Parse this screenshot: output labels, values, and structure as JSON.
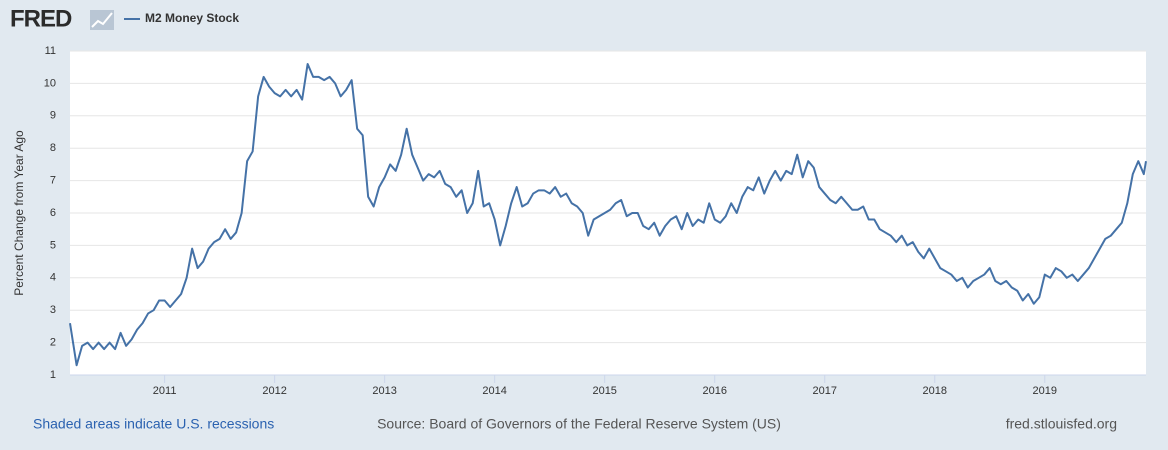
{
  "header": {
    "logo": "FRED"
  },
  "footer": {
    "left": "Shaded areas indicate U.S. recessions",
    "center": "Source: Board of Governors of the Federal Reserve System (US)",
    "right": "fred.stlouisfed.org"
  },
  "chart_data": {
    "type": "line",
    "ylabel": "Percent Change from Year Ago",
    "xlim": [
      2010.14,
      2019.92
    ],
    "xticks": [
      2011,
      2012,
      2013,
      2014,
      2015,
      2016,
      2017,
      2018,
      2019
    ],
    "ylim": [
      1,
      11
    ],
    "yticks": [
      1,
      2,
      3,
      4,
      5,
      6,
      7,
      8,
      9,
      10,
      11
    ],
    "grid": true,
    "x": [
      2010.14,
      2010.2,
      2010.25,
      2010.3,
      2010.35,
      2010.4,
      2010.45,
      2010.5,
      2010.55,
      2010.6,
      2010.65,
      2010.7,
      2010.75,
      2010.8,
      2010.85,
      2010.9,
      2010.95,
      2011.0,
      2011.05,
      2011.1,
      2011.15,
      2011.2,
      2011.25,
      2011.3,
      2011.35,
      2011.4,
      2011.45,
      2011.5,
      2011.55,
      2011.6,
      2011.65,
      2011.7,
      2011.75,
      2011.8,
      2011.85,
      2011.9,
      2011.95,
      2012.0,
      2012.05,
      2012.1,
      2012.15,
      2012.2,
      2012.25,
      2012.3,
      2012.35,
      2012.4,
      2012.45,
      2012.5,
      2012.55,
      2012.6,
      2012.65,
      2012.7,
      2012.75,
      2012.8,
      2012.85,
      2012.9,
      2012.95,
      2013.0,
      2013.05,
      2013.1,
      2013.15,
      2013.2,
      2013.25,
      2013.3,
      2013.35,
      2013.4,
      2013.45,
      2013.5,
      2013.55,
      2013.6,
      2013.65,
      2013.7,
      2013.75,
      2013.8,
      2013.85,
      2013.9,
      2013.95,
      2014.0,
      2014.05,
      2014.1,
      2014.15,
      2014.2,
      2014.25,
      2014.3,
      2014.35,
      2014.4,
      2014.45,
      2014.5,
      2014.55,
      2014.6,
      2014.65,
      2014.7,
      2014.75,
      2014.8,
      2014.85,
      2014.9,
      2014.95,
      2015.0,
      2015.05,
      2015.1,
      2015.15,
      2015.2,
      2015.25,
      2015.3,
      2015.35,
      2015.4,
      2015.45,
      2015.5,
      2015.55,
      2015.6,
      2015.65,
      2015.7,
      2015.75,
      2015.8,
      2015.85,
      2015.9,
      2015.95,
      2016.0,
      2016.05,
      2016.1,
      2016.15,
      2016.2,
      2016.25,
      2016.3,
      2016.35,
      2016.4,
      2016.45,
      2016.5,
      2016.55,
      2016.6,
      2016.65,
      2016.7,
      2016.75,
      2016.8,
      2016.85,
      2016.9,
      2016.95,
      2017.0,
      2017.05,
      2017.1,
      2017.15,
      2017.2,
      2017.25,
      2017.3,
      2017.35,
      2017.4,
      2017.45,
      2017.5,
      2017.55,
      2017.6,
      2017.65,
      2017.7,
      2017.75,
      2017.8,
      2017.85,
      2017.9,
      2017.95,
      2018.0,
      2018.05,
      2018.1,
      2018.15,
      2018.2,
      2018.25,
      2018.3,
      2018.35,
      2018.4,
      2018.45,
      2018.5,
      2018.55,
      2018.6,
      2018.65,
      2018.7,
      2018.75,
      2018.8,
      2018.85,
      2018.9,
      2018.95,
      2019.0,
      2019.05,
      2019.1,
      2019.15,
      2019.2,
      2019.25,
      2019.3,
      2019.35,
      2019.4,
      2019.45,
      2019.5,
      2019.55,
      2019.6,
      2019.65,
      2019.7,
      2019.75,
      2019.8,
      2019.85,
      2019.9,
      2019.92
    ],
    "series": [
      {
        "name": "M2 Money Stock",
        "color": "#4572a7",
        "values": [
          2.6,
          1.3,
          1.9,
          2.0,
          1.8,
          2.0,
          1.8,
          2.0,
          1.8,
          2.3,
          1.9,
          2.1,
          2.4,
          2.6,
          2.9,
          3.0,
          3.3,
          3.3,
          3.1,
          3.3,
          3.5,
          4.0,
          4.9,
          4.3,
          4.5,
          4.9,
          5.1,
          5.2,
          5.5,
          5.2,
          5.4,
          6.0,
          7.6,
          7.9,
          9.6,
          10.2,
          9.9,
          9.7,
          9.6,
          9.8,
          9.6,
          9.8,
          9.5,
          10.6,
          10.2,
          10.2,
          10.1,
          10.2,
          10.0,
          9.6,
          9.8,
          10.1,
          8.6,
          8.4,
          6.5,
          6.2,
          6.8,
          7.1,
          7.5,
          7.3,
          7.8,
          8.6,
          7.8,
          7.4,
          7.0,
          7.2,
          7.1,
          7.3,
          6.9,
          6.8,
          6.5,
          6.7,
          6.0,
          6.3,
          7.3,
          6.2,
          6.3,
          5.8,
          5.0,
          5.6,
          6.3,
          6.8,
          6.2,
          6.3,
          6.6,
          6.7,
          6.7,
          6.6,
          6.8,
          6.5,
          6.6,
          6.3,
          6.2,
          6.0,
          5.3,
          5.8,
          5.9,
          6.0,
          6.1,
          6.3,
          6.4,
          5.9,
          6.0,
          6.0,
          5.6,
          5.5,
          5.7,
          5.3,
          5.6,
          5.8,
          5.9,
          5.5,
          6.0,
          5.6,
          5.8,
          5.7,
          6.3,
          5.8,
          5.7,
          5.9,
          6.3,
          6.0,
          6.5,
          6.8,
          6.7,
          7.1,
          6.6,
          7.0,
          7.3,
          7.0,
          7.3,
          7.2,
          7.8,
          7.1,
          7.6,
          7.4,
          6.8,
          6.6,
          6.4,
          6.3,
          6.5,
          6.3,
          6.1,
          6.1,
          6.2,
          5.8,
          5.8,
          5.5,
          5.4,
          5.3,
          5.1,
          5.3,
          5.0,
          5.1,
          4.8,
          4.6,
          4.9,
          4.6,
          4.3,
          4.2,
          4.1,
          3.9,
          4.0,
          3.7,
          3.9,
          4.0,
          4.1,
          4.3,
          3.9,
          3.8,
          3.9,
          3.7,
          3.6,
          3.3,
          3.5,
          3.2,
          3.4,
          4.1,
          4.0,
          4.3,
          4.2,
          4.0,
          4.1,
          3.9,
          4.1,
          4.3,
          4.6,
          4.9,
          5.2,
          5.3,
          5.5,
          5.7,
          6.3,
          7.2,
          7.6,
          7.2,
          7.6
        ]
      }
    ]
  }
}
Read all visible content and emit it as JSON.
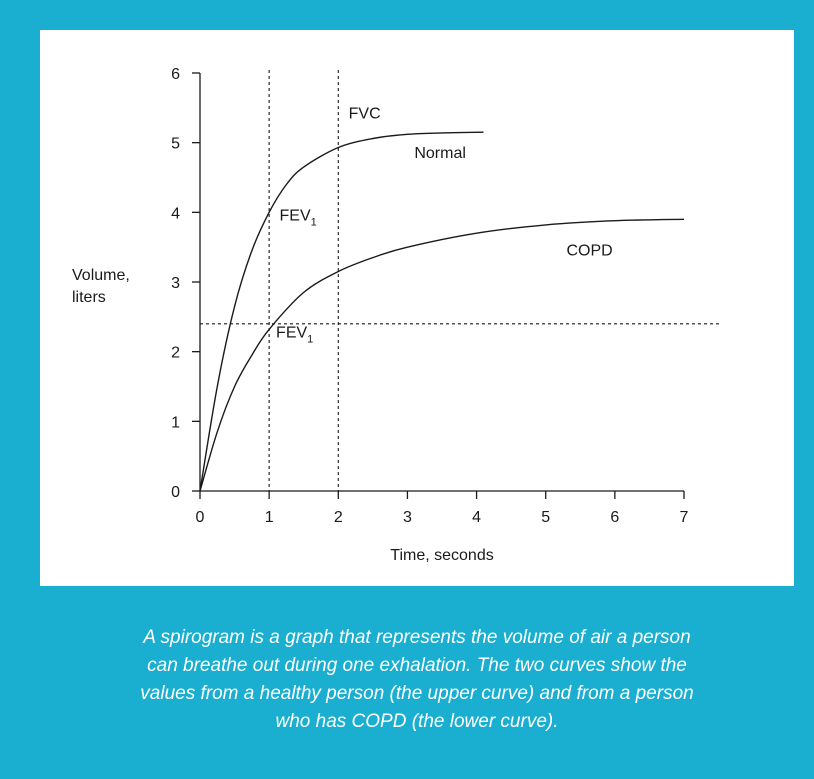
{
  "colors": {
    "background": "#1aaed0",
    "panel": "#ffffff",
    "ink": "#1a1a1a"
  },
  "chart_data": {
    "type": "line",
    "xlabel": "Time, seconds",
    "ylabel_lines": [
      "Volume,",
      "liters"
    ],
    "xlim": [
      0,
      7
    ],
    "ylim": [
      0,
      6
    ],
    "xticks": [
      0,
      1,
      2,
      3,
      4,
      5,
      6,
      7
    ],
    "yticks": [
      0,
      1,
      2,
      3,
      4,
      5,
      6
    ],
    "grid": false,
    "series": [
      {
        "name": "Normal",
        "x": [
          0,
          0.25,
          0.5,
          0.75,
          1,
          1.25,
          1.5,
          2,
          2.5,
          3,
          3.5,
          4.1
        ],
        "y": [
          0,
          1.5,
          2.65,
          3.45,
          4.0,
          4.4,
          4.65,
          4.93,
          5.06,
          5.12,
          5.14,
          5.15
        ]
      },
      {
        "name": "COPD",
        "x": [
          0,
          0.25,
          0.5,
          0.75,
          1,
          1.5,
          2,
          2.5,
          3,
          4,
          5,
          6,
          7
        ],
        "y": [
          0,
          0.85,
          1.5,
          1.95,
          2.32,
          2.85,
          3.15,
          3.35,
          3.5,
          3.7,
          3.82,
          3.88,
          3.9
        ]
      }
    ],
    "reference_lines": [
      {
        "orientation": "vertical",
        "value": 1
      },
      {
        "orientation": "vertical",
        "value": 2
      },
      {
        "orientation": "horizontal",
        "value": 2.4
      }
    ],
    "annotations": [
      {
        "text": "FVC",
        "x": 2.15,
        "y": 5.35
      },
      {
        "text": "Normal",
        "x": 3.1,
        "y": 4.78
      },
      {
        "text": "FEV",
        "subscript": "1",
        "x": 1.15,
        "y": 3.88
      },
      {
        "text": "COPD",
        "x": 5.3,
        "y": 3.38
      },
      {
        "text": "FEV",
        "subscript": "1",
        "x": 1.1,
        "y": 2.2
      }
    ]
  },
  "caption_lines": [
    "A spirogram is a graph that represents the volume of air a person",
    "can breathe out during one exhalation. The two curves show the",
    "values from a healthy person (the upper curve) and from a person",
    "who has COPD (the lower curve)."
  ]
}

- - -

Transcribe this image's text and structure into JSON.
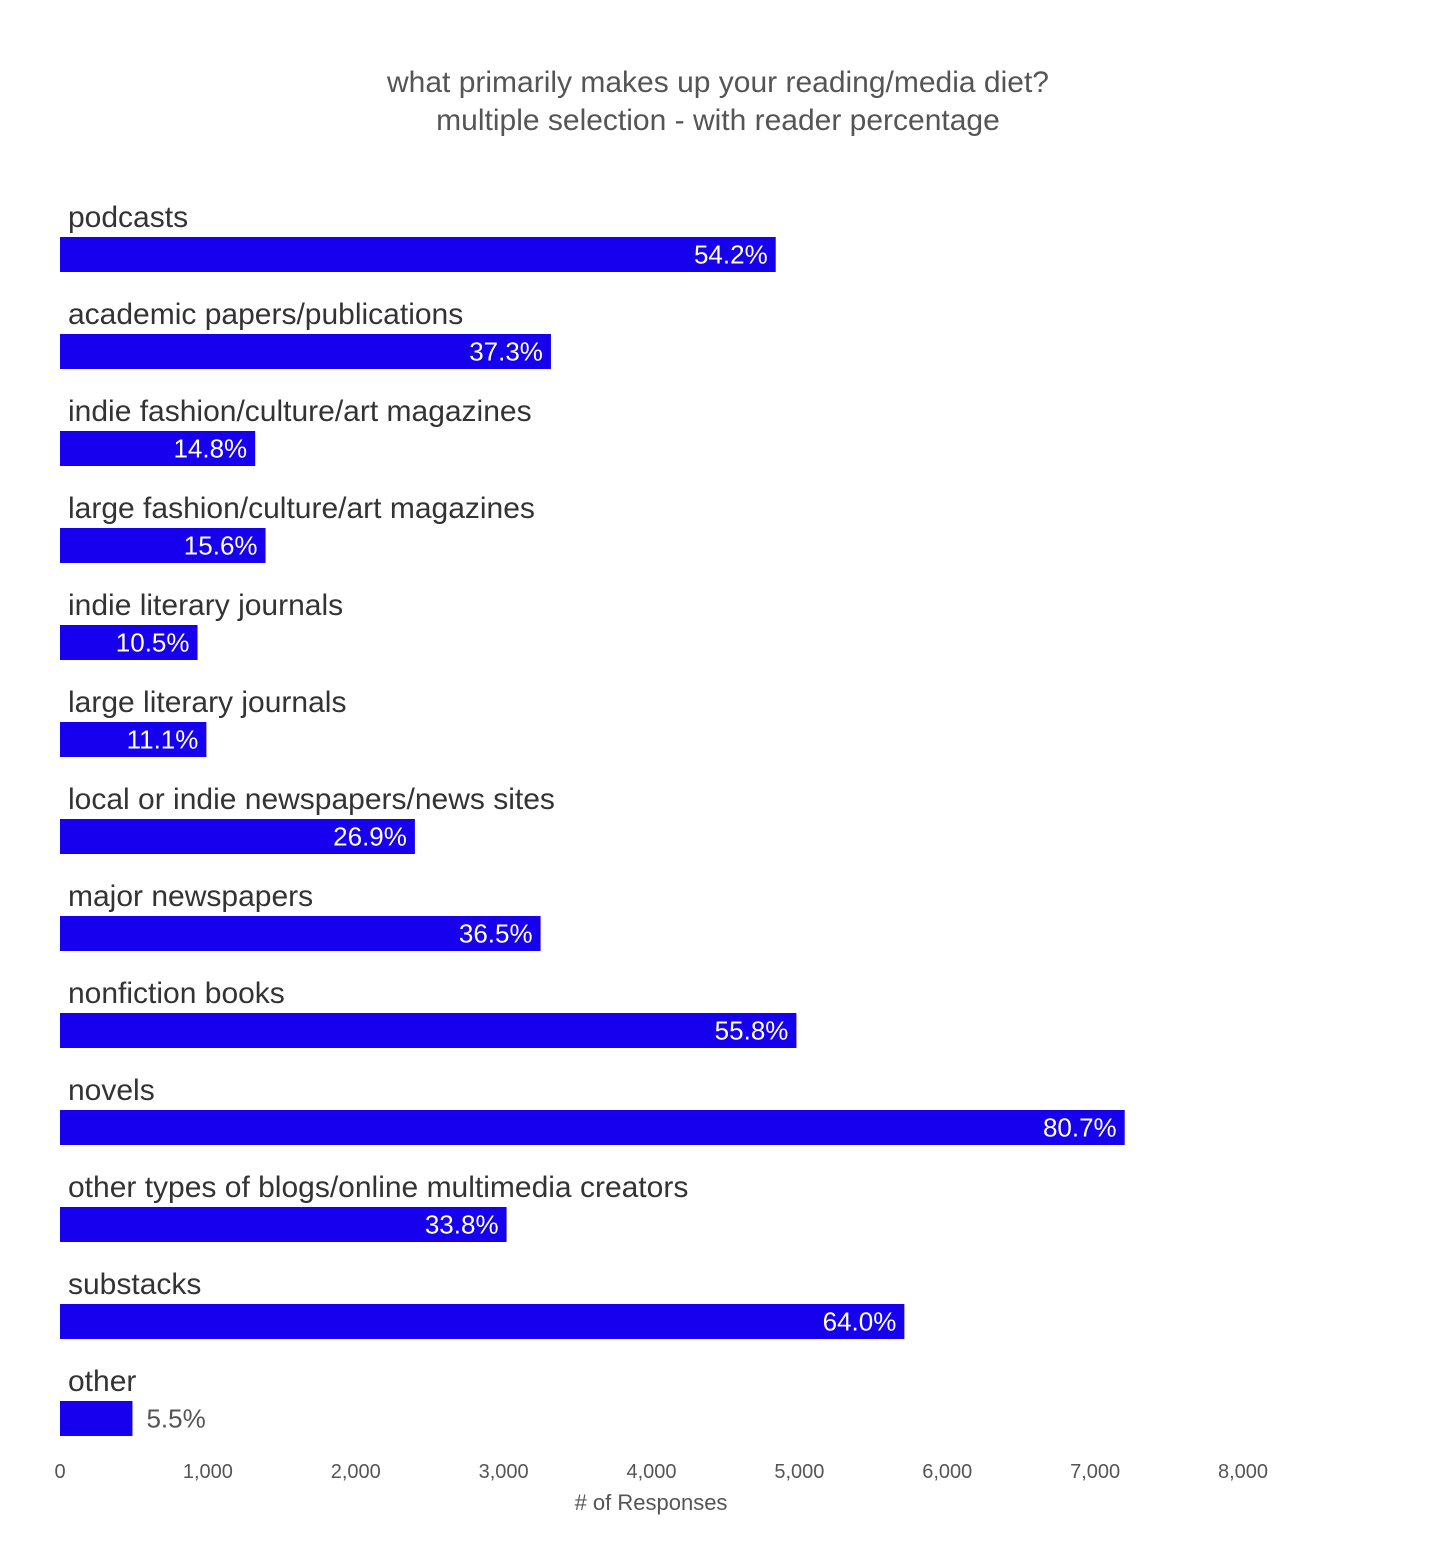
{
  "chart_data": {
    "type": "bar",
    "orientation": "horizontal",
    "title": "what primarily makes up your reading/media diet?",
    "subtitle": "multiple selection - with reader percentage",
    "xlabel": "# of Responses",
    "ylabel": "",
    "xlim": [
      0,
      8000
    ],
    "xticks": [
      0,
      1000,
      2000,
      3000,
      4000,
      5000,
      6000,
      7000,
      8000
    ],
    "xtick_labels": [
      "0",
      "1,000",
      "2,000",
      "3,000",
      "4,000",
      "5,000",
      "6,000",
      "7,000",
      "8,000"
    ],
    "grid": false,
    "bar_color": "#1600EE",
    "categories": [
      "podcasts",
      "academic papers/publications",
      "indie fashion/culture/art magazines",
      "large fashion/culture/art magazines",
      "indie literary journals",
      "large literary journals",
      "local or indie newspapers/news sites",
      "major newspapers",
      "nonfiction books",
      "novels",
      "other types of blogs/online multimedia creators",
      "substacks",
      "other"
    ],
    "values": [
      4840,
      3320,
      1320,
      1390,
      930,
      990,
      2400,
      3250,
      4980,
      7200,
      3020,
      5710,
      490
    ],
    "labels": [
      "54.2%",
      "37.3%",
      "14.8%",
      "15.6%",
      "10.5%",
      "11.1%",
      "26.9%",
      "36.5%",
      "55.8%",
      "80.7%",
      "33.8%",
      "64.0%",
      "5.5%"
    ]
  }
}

- - -

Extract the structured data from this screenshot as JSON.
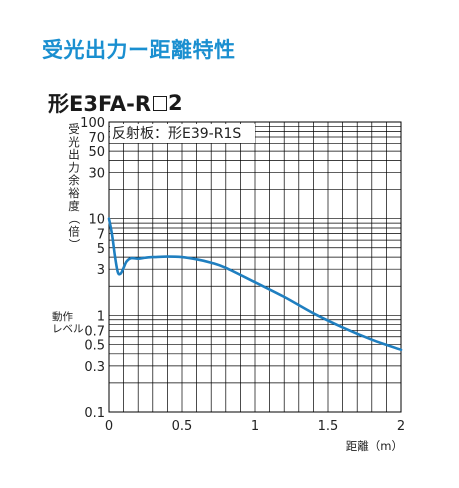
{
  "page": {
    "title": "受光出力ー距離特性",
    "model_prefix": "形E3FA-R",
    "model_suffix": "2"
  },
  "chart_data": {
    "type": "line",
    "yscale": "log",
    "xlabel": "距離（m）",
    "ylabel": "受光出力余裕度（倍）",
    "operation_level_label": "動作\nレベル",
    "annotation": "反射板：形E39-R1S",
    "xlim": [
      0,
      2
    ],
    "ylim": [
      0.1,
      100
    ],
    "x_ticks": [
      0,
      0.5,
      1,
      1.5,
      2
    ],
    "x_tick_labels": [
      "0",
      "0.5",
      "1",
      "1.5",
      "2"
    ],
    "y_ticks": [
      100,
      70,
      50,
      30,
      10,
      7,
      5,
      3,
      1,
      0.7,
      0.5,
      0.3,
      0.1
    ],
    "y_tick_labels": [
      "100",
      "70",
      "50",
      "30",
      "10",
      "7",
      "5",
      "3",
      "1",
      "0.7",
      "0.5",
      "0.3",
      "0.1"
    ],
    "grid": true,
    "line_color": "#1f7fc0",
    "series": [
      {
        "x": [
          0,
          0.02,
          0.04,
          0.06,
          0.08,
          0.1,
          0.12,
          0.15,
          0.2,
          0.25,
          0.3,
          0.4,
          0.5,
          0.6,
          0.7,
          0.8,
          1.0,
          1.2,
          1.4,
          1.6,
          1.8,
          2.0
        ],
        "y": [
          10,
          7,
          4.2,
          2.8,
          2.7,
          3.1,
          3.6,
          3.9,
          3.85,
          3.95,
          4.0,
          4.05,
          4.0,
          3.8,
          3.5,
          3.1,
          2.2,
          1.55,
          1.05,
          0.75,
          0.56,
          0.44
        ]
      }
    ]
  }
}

- - -

## EXERCISE DETAILS:
Locate the string "journals" in the listing above and copy every line where it occurs.

## THE SOLUTION:
      "indie literary journals",
      "large literary journals",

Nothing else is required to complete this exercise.